> _Written problem_
Select and reproduce each line of the listing below that bears the string "link".

> _Input data_
-*-

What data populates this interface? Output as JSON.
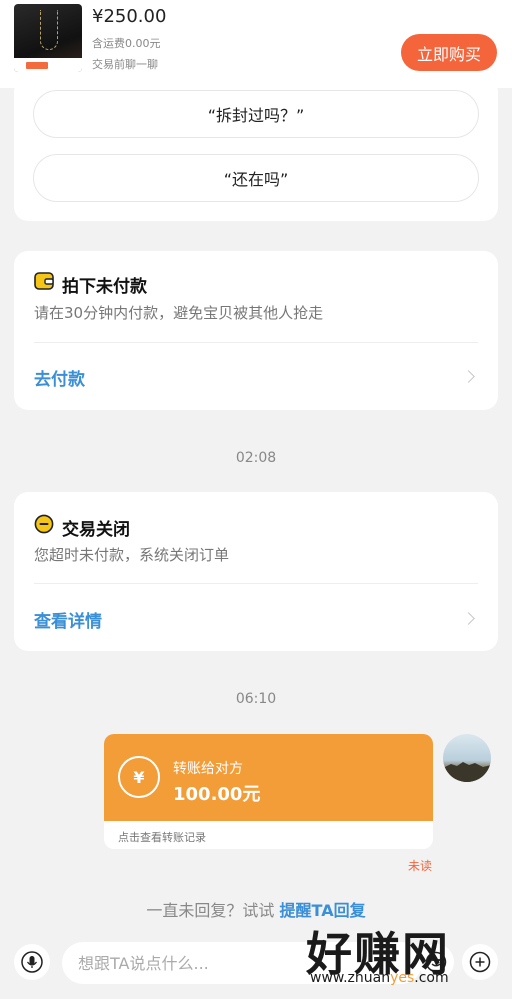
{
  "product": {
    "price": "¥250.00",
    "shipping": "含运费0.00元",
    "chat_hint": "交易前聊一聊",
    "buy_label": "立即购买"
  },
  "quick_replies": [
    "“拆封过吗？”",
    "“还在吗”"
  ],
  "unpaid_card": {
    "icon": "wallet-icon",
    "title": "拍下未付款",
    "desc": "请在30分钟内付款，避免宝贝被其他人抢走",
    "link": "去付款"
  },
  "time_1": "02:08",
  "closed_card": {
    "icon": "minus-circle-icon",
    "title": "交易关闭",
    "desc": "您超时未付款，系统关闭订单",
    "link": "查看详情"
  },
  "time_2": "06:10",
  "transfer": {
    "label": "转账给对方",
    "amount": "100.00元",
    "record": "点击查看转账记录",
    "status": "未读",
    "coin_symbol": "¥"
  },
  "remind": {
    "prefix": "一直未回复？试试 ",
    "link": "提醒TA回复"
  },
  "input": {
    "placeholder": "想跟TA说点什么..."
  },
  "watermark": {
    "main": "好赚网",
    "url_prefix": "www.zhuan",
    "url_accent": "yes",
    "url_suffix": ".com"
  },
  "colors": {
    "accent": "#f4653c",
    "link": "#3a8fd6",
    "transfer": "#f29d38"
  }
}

-*-

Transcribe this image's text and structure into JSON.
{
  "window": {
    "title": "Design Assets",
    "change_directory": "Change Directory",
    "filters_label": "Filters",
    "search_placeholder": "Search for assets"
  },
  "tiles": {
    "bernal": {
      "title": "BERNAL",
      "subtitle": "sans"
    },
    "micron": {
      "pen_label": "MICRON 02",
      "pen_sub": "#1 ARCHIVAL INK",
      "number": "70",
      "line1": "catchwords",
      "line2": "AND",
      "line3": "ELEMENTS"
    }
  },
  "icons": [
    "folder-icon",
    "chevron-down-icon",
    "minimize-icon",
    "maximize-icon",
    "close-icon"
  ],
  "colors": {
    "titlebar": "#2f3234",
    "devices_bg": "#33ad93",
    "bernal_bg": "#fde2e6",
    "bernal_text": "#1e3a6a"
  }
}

-*-

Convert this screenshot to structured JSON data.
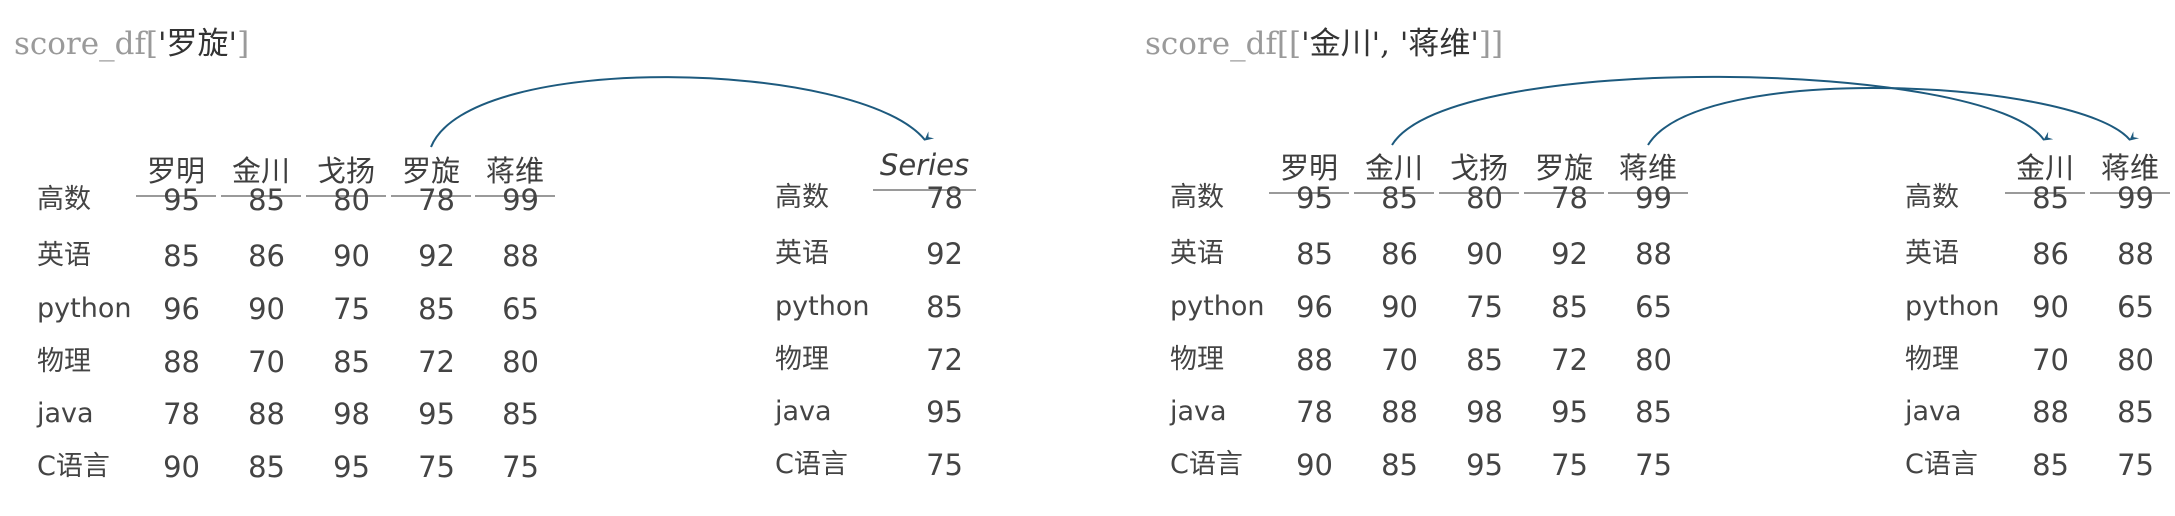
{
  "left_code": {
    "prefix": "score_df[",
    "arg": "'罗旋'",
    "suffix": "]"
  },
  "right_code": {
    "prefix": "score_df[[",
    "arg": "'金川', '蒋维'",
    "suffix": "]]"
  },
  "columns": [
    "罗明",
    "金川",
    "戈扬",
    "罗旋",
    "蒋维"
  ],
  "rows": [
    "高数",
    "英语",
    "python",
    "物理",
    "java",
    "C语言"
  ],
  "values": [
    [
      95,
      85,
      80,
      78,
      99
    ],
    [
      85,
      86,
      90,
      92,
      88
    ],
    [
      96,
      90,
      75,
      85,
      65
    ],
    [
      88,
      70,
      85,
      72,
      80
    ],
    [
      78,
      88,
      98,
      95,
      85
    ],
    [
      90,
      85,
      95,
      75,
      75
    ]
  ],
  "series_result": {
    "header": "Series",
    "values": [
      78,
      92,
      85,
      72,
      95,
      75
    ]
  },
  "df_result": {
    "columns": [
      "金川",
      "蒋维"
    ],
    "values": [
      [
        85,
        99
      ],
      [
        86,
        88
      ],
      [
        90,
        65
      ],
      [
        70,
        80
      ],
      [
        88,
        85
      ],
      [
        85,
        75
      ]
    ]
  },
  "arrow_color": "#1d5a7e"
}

-*-

> _Reply_
    "link": "去付款"
    "link": "查看详情"
    "link": "提醒TA回复"
    "link": "#3a8fd6",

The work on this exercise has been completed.